■ **EXERCISE DIRECTIONS**
Your task is to gather the lines below that hold the string "tnam".

Collected data
┏━━

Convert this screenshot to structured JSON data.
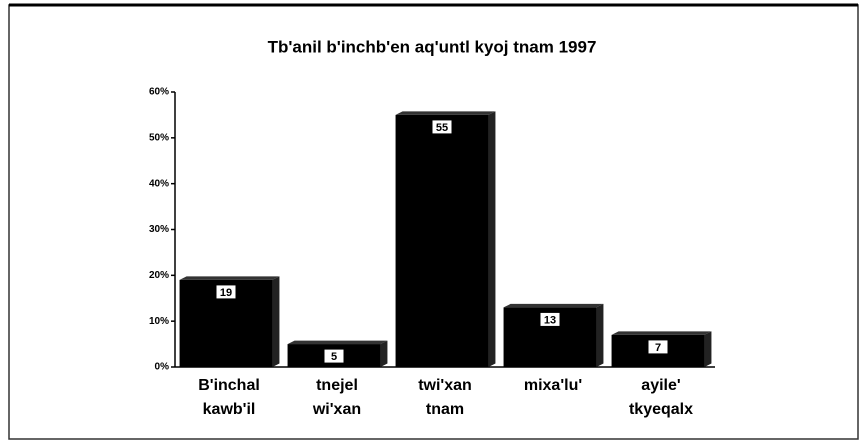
{
  "chart_data": {
    "type": "bar",
    "title": "Tb'anil b'inchb'en aq'untl kyoj tnam 1997",
    "categories": [
      "B'inchal kawb'il",
      "tnejel wi'xan",
      "twi'xan tnam",
      "mixa'lu'",
      "ayile' tkyeqalx"
    ],
    "values": [
      19,
      5,
      55,
      13,
      7
    ],
    "color": "#000000",
    "ylim": [
      0,
      60
    ],
    "yticks": [
      {
        "value": 0,
        "label": "0%"
      },
      {
        "value": 10,
        "label": "10%"
      },
      {
        "value": 20,
        "label": "20%"
      },
      {
        "value": 30,
        "label": "30%"
      },
      {
        "value": 40,
        "label": "40%"
      },
      {
        "value": 50,
        "label": "50%"
      },
      {
        "value": 60,
        "label": "60%"
      }
    ],
    "grid": false
  }
}
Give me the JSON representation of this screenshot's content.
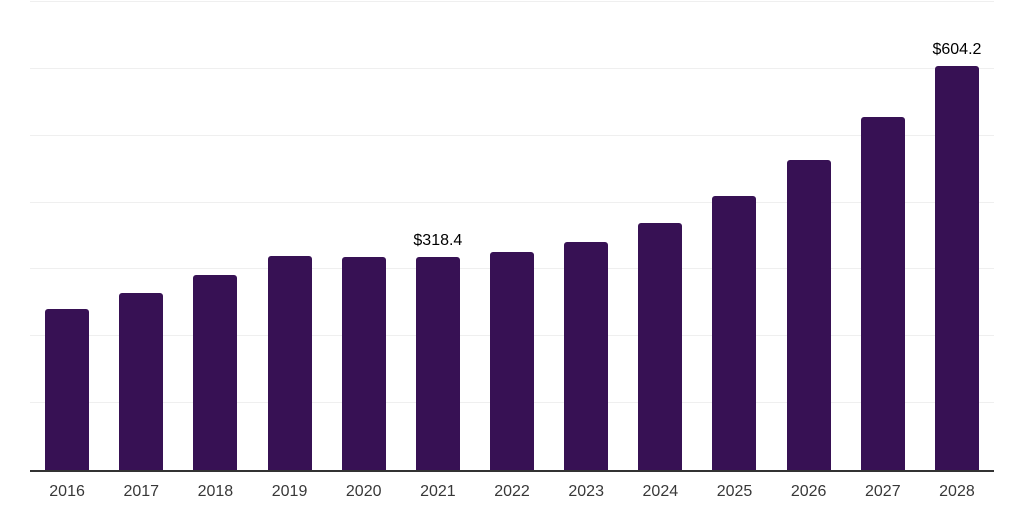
{
  "chart_data": {
    "type": "bar",
    "title": "",
    "xlabel": "",
    "ylabel": "",
    "categories": [
      "2016",
      "2017",
      "2018",
      "2019",
      "2020",
      "2021",
      "2022",
      "2023",
      "2024",
      "2025",
      "2026",
      "2027",
      "2028"
    ],
    "values": [
      241.0,
      264.5,
      291.5,
      320.4,
      319.2,
      318.4,
      326.5,
      341.8,
      369.5,
      409.8,
      463.6,
      528.0,
      604.2
    ],
    "value_labels": [
      "",
      "",
      "",
      "",
      "",
      "$318.4",
      "",
      "",
      "",
      "",
      "",
      "",
      "$604.2"
    ],
    "ylim": [
      0,
      700
    ],
    "grid_step": 100,
    "grid": "horizontal",
    "legend_position": "none",
    "colors": {
      "bar": "#371154",
      "gridline": "#efefef",
      "axis_line": "#333333",
      "tick_label": "#383838",
      "value_label": "#000000",
      "background": "#ffffff"
    }
  }
}
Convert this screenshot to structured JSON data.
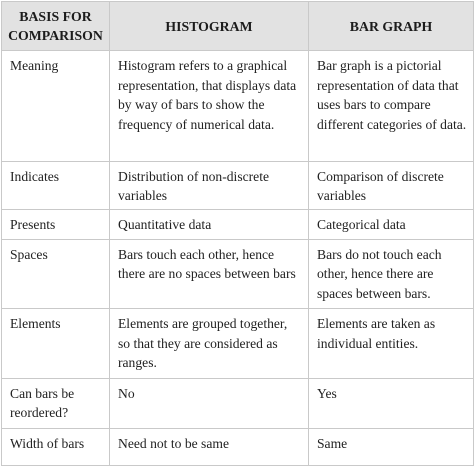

┗━━

■ **SOLUTION FOR THIS EXERCISE**
    "title": "Tb'anil b'inchb'en aq'untl kyoj tnam 1997",
      "twi'xan tnam",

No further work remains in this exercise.